**WHAT IS BEING ASKED:** Write the listing out again, all of it, word for word.

**INFORMATION PROVIDED:**
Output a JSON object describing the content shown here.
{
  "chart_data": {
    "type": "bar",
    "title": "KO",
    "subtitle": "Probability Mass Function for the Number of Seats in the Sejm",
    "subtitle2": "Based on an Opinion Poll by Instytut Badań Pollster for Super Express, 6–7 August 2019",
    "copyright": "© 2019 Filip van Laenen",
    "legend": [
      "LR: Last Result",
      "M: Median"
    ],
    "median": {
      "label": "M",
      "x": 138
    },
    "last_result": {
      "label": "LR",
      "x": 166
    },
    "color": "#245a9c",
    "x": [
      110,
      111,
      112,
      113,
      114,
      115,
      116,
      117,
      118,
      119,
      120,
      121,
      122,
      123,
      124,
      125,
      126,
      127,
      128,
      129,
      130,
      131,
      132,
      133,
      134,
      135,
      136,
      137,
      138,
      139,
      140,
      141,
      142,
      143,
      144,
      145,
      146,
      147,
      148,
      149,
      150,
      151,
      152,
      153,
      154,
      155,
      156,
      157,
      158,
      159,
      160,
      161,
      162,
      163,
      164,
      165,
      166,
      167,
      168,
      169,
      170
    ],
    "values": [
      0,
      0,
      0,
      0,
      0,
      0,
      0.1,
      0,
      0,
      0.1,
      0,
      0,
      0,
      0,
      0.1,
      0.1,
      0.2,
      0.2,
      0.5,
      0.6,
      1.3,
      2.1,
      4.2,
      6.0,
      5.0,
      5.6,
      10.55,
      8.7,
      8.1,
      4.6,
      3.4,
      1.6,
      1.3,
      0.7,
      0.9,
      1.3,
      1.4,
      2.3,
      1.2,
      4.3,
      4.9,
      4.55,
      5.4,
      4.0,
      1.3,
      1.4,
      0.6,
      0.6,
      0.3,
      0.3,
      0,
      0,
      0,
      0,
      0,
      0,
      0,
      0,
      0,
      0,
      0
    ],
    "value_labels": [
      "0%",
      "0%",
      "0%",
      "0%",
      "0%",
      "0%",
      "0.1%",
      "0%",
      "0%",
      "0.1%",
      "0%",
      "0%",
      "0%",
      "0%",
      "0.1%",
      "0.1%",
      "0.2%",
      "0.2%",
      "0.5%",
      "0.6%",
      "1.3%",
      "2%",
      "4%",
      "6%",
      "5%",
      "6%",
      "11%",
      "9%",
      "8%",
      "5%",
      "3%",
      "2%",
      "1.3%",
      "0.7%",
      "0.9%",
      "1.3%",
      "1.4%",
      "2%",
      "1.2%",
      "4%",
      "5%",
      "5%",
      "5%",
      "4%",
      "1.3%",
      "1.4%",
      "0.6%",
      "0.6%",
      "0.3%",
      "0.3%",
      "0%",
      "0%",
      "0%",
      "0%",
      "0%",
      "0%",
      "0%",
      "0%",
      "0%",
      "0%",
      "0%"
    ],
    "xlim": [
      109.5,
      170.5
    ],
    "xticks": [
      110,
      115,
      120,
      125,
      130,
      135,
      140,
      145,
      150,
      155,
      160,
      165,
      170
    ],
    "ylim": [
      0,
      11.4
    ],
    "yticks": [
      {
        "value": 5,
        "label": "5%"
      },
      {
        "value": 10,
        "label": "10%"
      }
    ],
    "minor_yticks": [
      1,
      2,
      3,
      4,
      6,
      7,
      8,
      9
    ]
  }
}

**ANSWER TO THIS EXERCISE:**
Output a JSON object describing the content shown here.
{
  "chart_data": {
    "type": "bar",
    "title": "KO",
    "subtitle": "Probability Mass Function for the Number of Seats in the Sejm",
    "subtitle2": "Based on an Opinion Poll by Instytut Badań Pollster for Super Express, 6–7 August 2019",
    "copyright": "© 2019 Filip van Laenen",
    "legend": [
      "LR: Last Result",
      "M: Median"
    ],
    "median": {
      "label": "M",
      "x": 138
    },
    "last_result": {
      "label": "LR",
      "x": 166
    },
    "color": "#245a9c",
    "x": [
      110,
      111,
      112,
      113,
      114,
      115,
      116,
      117,
      118,
      119,
      120,
      121,
      122,
      123,
      124,
      125,
      126,
      127,
      128,
      129,
      130,
      131,
      132,
      133,
      134,
      135,
      136,
      137,
      138,
      139,
      140,
      141,
      142,
      143,
      144,
      145,
      146,
      147,
      148,
      149,
      150,
      151,
      152,
      153,
      154,
      155,
      156,
      157,
      158,
      159,
      160,
      161,
      162,
      163,
      164,
      165,
      166,
      167,
      168,
      169,
      170
    ],
    "values": [
      0,
      0,
      0,
      0,
      0,
      0,
      0.1,
      0,
      0,
      0.1,
      0,
      0,
      0,
      0,
      0.1,
      0.1,
      0.2,
      0.2,
      0.5,
      0.6,
      1.3,
      2.1,
      4.2,
      6.0,
      5.0,
      5.6,
      10.55,
      8.7,
      8.1,
      4.6,
      3.4,
      1.6,
      1.3,
      0.7,
      0.9,
      1.3,
      1.4,
      2.3,
      1.2,
      4.3,
      4.9,
      4.55,
      5.4,
      4.0,
      1.3,
      1.4,
      0.6,
      0.6,
      0.3,
      0.3,
      0,
      0,
      0,
      0,
      0,
      0,
      0,
      0,
      0,
      0,
      0
    ],
    "value_labels": [
      "0%",
      "0%",
      "0%",
      "0%",
      "0%",
      "0%",
      "0.1%",
      "0%",
      "0%",
      "0.1%",
      "0%",
      "0%",
      "0%",
      "0%",
      "0.1%",
      "0.1%",
      "0.2%",
      "0.2%",
      "0.5%",
      "0.6%",
      "1.3%",
      "2%",
      "4%",
      "6%",
      "5%",
      "6%",
      "11%",
      "9%",
      "8%",
      "5%",
      "3%",
      "2%",
      "1.3%",
      "0.7%",
      "0.9%",
      "1.3%",
      "1.4%",
      "2%",
      "1.2%",
      "4%",
      "5%",
      "5%",
      "5%",
      "4%",
      "1.3%",
      "1.4%",
      "0.6%",
      "0.6%",
      "0.3%",
      "0.3%",
      "0%",
      "0%",
      "0%",
      "0%",
      "0%",
      "0%",
      "0%",
      "0%",
      "0%",
      "0%",
      "0%"
    ],
    "xlim": [
      109.5,
      170.5
    ],
    "xticks": [
      110,
      115,
      120,
      125,
      130,
      135,
      140,
      145,
      150,
      155,
      160,
      165,
      170
    ],
    "ylim": [
      0,
      11.4
    ],
    "yticks": [
      {
        "value": 5,
        "label": "5%"
      },
      {
        "value": 10,
        "label": "10%"
      }
    ],
    "minor_yticks": [
      1,
      2,
      3,
      4,
      6,
      7,
      8,
      9
    ]
  }
}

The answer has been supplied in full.